=== INPUT DATA ===
Begin
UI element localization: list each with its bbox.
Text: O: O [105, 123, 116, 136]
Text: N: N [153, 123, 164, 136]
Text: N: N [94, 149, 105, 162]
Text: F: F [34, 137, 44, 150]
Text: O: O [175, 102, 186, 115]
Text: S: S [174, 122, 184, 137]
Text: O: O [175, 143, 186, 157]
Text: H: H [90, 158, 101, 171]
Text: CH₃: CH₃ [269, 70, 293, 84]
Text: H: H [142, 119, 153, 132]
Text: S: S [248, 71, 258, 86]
End
=== DIRECTION ===
Reproduce the data from its first line through the line containing "Text: H: H [142, 119, 153, 132]", replacing "bbox" with "bounding box" and keeping everything else unchanged. Give only those lines.

=== FULL ANSWER ===
UI element localization: list each with its bounding box.
Text: O: O [105, 123, 116, 136]
Text: N: N [153, 123, 164, 136]
Text: N: N [94, 149, 105, 162]
Text: F: F [34, 137, 44, 150]
Text: O: O [175, 102, 186, 115]
Text: S: S [174, 122, 184, 137]
Text: O: O [175, 143, 186, 157]
Text: H: H [90, 158, 101, 171]
Text: CH₃: CH₃ [269, 70, 293, 84]
Text: H: H [142, 119, 153, 132]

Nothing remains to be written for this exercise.